EXERCISE DIRECTIONS -> Look for "three" in each line of the entries, and return the matching lines.

** begin TASK DATA **

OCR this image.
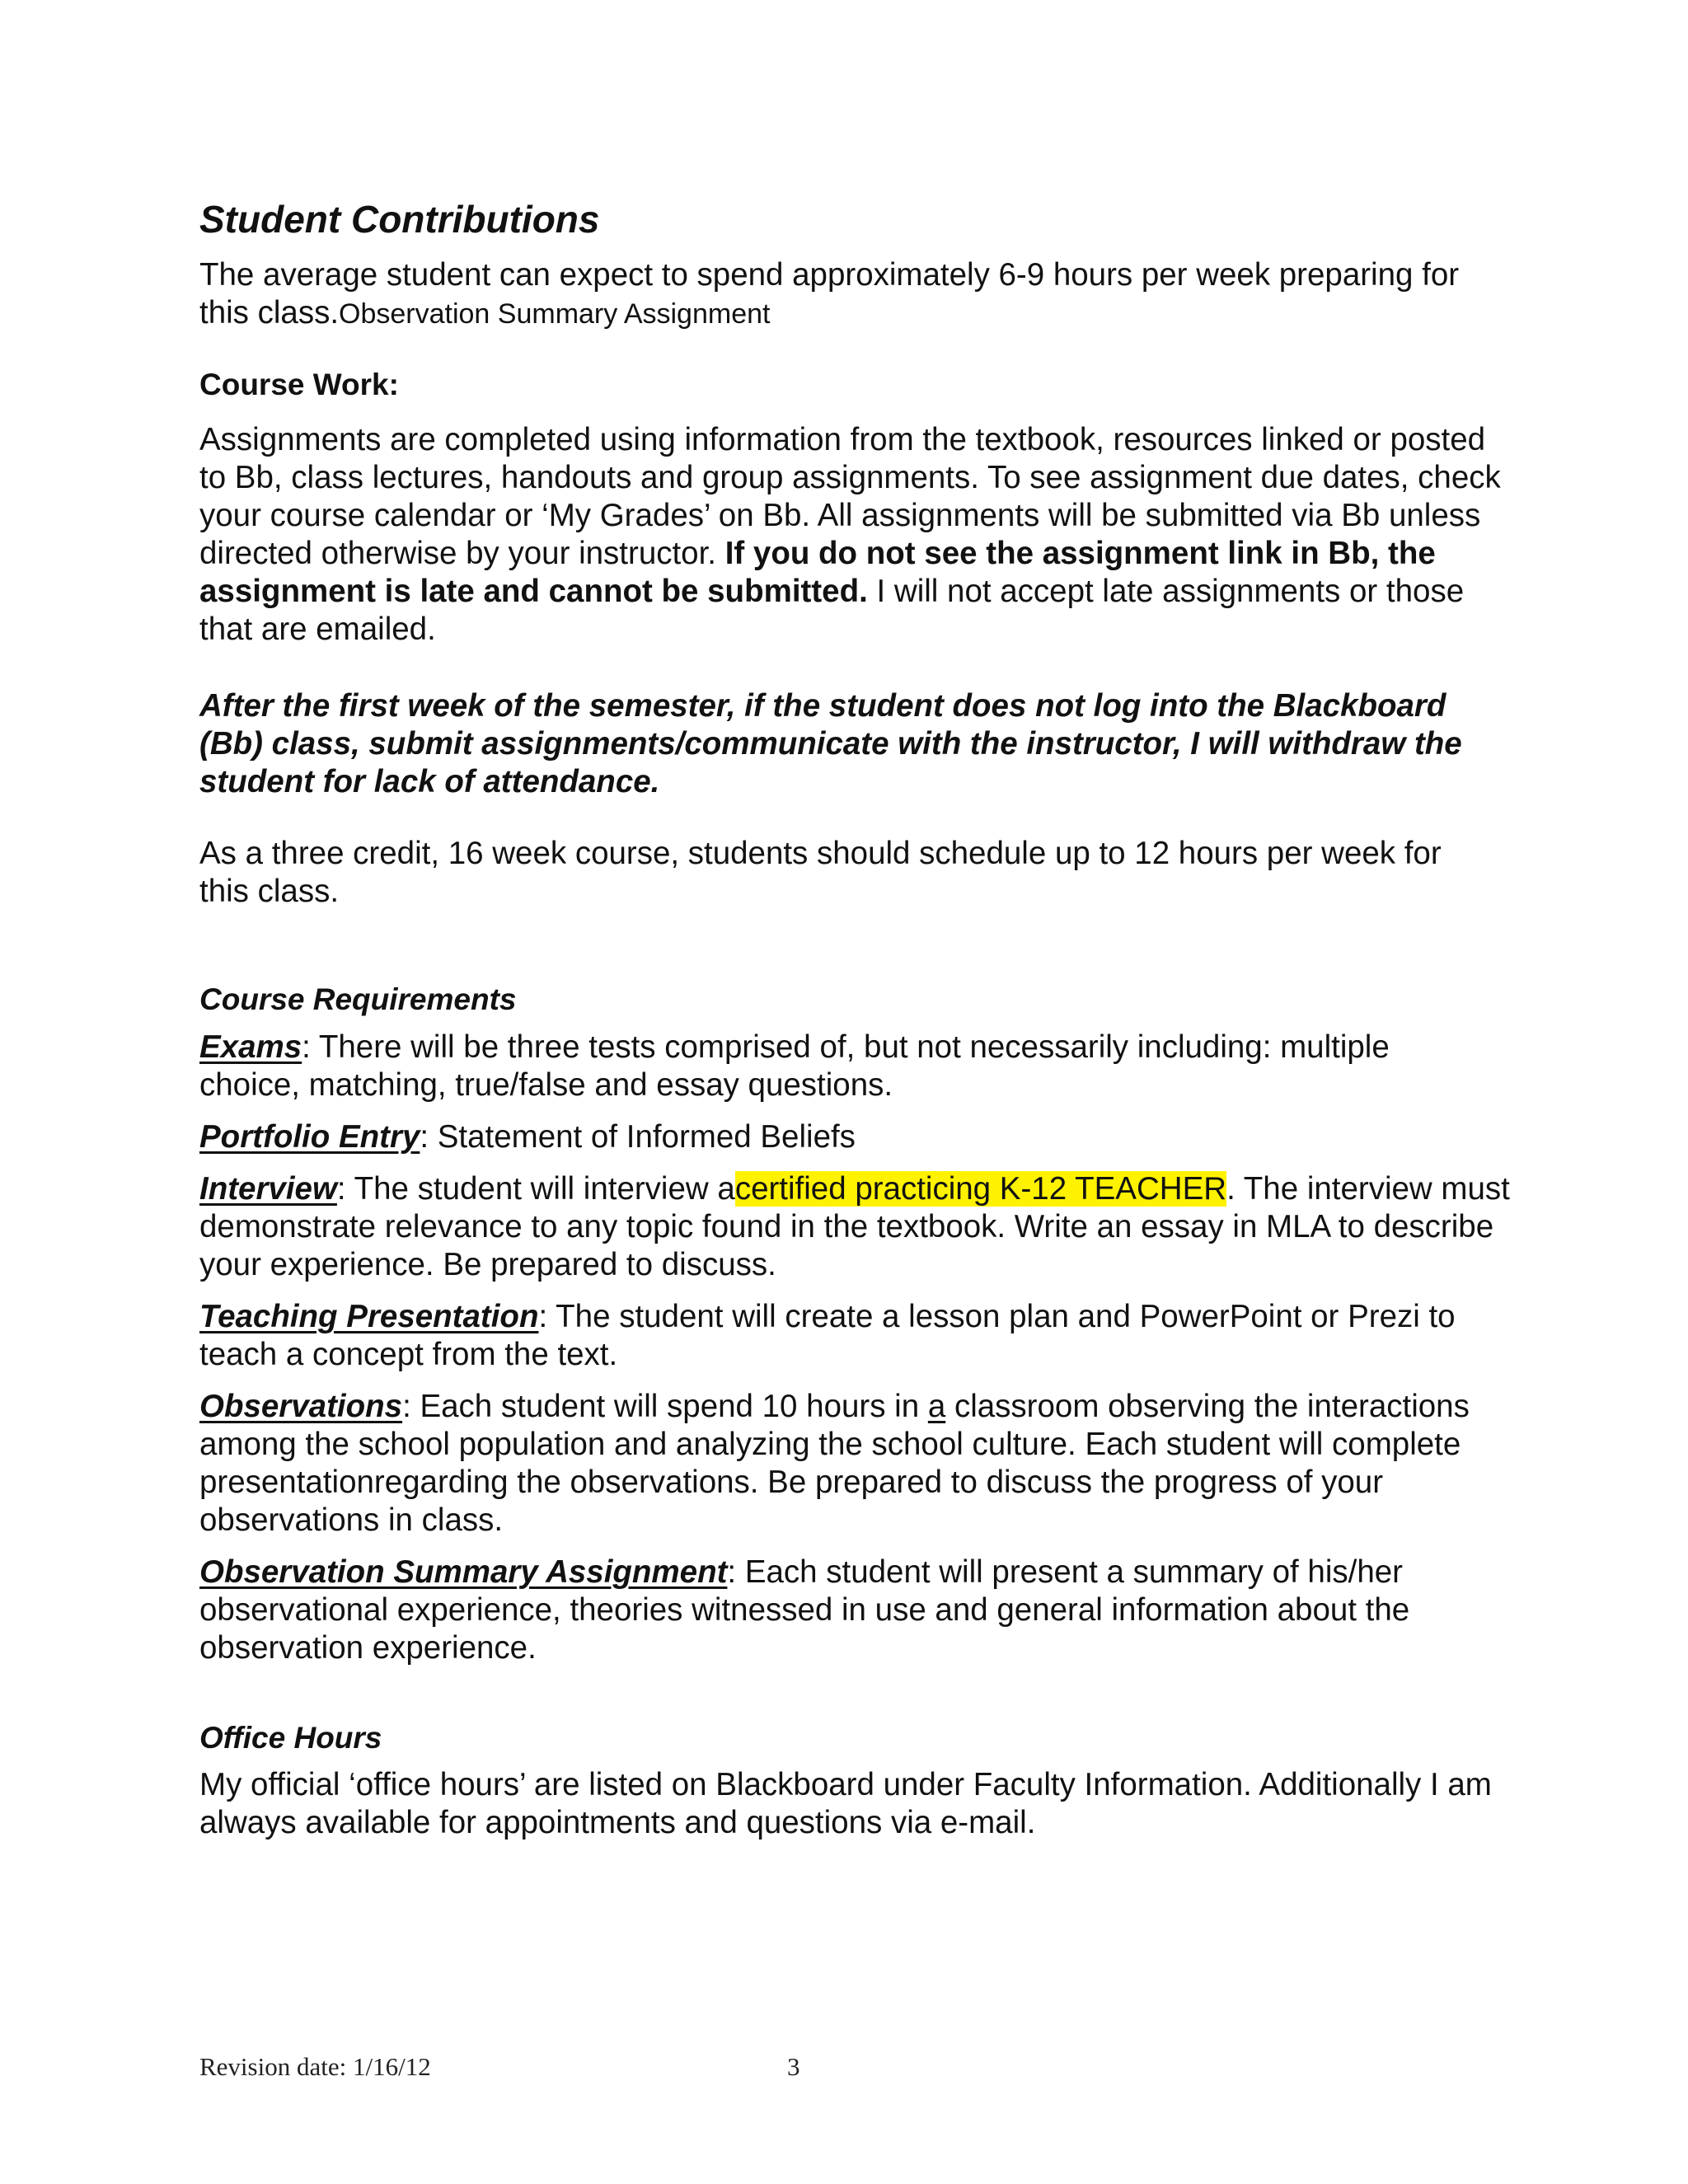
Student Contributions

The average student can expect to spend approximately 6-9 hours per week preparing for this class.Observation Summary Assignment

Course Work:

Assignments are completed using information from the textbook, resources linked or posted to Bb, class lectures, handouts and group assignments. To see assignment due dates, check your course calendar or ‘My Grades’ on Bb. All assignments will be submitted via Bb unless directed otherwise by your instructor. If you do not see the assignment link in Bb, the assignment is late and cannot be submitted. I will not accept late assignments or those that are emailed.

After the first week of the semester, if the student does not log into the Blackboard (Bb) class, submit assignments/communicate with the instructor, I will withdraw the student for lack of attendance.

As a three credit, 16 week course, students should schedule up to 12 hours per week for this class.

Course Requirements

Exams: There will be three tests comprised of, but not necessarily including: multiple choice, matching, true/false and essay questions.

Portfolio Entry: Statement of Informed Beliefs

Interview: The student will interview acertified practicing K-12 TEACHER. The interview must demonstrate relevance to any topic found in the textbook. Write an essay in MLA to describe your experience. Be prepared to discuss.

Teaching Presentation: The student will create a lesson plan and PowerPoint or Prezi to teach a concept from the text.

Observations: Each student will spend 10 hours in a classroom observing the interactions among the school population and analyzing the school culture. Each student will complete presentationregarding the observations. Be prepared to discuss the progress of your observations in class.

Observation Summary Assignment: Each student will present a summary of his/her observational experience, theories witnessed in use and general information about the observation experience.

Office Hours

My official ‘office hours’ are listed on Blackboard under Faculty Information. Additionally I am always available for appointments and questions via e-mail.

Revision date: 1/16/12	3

** end TASK DATA **

THE OUTPUT ->
As a three credit, 16 week course, students should schedule up to 12 hours per week for this class.
Exams: There will be three tests comprised of, but not necessarily including: multiple choice, matching, true/false and essay questions.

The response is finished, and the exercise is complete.